- Short problem -
Scan the records and identify every line in which the string "从题中所给的" occurs, then return those lines.

- Items -
------------------------------------------------
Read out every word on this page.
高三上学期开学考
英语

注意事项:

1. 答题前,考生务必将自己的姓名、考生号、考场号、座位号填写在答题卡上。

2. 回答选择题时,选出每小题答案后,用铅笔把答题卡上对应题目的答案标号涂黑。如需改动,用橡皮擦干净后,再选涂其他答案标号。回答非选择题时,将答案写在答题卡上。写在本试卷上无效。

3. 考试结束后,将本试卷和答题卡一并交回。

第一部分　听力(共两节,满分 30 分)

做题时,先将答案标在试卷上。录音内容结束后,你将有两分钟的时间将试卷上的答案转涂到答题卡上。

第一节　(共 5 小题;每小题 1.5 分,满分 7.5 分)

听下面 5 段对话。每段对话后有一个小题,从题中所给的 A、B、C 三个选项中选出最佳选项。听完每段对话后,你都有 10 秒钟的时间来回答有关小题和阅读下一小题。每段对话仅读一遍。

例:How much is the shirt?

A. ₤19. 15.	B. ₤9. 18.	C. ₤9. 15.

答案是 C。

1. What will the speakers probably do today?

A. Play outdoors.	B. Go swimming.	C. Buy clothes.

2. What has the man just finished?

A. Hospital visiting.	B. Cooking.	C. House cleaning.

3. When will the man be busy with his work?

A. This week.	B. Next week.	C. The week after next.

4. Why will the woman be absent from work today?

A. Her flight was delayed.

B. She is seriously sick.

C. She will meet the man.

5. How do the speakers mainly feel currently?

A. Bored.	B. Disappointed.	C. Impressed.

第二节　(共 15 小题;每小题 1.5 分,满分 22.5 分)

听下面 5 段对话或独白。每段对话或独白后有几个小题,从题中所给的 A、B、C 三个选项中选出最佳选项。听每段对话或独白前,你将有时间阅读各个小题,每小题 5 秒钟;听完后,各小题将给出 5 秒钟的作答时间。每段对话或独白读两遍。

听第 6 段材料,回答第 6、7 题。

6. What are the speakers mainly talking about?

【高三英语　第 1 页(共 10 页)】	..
------------------------------------------------
- Result of this exercise -
听下面 5 段对话。每段对话后有一个小题,从题中所给的 A、B、C 三个选项中选出最佳选项。听完每段对话后,你都有 10 秒钟的时间来回答有关小题和阅读下一小题。每段对话仅读一遍。
听下面 5 段对话或独白。每段对话或独白后有几个小题,从题中所给的 A、B、C 三个选项中选出最佳选项。听每段对话或独白前,你将有时间阅读各个小题,每小题 5 秒钟;听完后,各小题将给出 5 秒钟的作答时间。每段对话或独白读两遍。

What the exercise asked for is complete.